_EXERCISE GOAL:_
Each line of the material below that holds the word "voorruitverwarming" needs to be copied.

Collected data entries
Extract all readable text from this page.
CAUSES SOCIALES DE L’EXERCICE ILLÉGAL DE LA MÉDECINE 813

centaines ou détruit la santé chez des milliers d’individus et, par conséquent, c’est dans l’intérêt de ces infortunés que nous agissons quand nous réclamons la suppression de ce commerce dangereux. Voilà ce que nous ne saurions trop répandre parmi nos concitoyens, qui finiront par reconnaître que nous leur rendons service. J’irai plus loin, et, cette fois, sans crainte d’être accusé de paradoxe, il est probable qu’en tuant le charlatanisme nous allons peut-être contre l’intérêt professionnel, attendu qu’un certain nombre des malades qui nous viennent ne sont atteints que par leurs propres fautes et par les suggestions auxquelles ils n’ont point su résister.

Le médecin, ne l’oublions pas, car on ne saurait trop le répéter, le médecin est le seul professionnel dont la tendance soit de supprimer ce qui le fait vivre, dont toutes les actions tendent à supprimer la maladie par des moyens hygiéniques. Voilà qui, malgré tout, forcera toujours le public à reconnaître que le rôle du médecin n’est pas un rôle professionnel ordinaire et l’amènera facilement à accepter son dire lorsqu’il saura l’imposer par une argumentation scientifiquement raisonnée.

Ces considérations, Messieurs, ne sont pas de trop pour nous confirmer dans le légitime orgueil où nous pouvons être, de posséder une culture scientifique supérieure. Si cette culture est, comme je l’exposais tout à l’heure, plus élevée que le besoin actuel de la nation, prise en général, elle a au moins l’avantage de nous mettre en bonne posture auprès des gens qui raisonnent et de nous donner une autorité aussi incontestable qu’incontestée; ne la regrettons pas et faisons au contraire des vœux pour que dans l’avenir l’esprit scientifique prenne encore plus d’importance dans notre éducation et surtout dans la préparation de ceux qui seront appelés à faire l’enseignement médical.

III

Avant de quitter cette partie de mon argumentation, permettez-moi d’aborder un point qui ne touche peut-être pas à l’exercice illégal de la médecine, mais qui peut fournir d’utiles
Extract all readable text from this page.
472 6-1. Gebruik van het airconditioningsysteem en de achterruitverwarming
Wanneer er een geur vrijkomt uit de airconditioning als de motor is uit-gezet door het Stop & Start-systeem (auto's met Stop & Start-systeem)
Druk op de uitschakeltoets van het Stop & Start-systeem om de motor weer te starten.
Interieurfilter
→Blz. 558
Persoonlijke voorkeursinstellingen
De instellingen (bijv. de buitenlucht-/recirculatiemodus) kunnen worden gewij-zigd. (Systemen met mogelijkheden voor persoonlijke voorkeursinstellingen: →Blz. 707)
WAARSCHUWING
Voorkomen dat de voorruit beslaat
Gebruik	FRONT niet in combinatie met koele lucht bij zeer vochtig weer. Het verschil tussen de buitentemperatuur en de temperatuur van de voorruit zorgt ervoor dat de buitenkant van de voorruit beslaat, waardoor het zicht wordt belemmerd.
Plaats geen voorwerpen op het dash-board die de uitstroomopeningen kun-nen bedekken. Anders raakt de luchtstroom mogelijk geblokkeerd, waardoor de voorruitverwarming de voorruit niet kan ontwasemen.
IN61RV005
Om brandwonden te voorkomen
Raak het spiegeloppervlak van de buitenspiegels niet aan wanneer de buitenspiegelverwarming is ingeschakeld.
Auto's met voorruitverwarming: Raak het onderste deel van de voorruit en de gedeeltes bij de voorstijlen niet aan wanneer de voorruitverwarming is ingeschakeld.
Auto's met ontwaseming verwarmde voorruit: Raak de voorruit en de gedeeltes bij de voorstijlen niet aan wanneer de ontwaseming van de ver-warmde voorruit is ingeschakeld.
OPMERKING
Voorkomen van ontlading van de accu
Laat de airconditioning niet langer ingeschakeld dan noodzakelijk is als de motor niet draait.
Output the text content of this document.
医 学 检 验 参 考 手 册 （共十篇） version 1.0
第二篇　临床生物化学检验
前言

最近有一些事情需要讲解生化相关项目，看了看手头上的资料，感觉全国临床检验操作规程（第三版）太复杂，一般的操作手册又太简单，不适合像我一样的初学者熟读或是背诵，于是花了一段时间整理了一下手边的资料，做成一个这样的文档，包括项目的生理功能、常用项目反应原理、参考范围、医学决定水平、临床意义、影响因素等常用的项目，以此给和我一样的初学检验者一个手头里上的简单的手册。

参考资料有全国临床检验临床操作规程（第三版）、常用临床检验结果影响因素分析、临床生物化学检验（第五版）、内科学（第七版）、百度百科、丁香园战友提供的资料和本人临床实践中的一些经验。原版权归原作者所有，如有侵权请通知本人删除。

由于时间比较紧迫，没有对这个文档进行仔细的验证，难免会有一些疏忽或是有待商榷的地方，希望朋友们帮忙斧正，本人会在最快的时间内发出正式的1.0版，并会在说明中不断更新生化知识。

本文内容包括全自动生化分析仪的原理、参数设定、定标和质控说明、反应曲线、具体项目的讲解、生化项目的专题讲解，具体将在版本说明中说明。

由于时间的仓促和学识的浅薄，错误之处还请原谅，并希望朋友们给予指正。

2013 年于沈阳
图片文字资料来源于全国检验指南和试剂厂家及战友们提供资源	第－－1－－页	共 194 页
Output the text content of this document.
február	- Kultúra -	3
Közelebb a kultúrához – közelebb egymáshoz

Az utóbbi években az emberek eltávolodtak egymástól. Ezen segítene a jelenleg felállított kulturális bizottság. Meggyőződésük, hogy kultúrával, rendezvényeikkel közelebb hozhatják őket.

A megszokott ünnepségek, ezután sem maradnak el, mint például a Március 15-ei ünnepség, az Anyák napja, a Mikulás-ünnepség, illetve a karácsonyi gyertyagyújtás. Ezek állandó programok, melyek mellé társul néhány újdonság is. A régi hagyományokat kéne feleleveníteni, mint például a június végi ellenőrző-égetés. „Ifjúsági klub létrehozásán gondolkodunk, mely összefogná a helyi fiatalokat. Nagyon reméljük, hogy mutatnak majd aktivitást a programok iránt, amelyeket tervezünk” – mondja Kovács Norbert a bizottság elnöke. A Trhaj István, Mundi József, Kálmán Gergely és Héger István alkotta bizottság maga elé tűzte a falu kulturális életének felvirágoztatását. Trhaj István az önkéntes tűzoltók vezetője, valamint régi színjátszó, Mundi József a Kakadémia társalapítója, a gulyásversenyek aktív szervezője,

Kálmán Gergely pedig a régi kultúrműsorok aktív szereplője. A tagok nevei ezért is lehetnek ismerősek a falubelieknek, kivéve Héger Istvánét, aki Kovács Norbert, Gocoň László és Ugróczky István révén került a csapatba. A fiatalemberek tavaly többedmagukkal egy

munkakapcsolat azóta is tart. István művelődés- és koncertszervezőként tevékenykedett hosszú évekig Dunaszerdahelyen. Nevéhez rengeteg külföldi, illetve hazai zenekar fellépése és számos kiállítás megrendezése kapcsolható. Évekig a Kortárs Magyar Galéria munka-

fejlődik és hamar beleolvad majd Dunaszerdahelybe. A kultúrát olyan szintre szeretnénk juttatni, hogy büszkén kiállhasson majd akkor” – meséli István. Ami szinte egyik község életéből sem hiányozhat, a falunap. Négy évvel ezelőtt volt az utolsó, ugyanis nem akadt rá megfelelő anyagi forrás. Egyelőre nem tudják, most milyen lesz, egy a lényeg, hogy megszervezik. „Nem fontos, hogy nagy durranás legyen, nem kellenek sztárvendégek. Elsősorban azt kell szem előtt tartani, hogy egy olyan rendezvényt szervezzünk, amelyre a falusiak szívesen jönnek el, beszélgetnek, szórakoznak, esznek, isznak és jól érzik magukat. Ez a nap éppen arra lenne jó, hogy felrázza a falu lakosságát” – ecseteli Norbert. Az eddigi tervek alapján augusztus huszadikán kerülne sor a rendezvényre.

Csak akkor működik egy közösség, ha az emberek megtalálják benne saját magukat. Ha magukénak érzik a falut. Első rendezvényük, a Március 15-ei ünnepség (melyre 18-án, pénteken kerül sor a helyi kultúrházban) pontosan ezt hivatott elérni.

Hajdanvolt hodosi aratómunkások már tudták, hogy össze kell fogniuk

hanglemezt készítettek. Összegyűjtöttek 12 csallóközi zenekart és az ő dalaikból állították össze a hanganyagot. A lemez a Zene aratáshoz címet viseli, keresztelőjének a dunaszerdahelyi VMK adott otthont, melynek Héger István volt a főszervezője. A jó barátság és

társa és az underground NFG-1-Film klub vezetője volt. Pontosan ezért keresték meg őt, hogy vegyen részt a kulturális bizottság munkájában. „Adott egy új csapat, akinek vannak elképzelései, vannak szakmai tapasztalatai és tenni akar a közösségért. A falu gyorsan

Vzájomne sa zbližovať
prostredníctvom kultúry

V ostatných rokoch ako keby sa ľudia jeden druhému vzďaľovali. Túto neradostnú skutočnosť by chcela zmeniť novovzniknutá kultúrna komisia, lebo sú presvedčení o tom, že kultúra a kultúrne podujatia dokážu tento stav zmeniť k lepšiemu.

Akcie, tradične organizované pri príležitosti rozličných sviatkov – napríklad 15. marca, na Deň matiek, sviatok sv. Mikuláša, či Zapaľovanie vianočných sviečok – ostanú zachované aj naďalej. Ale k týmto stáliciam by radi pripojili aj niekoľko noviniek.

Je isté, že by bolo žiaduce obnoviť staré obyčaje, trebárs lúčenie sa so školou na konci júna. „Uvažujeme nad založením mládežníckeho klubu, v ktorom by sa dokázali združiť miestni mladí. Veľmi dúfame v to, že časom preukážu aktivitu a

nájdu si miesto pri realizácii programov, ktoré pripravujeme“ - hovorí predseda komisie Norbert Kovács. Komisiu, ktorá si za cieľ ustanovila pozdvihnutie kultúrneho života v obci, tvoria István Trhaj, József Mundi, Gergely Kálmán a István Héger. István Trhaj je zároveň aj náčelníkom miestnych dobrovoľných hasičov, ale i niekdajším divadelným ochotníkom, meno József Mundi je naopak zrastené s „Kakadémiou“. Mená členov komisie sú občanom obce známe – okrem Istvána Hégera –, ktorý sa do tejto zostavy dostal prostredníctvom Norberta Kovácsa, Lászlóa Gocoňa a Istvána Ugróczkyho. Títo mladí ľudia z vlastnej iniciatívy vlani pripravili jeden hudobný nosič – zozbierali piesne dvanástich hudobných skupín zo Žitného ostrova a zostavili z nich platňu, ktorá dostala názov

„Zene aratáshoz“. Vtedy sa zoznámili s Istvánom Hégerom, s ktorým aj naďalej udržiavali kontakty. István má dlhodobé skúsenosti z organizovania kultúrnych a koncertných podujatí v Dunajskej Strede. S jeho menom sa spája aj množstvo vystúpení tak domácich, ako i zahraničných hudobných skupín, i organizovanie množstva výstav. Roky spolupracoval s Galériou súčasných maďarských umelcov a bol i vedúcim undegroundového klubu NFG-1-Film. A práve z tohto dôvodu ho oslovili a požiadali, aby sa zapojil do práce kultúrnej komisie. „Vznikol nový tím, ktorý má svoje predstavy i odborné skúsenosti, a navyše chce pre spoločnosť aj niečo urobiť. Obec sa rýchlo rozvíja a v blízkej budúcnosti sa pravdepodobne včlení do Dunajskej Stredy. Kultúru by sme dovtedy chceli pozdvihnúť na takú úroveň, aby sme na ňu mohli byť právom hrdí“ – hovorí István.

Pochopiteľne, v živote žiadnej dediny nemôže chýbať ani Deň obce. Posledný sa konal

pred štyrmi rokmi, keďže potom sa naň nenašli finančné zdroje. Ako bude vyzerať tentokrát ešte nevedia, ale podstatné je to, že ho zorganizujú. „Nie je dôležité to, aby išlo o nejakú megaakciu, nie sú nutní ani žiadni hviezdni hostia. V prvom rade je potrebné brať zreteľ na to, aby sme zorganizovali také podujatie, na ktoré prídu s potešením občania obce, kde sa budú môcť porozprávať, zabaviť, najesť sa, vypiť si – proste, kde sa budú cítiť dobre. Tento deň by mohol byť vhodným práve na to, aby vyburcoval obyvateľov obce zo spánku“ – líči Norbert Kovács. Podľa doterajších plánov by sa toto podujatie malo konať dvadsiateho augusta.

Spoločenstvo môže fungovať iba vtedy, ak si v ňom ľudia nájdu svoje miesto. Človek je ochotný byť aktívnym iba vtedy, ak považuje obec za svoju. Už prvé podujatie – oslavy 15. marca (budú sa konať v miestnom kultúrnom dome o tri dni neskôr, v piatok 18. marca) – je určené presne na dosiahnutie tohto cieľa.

_ANSWER TO THE PROBLEM:_
Plaats geen voorwerpen op het dash-board die de uitstroomopeningen kun-nen bedekken. Anders raakt de luchtstroom mogelijk geblokkeerd, waardoor de voorruitverwarming de voorruit niet kan ontwasemen.
Auto's met voorruitverwarming: Raak het onderste deel van de voorruit en de gedeeltes bij de voorstijlen niet aan wanneer de voorruitverwarming is ingeschakeld.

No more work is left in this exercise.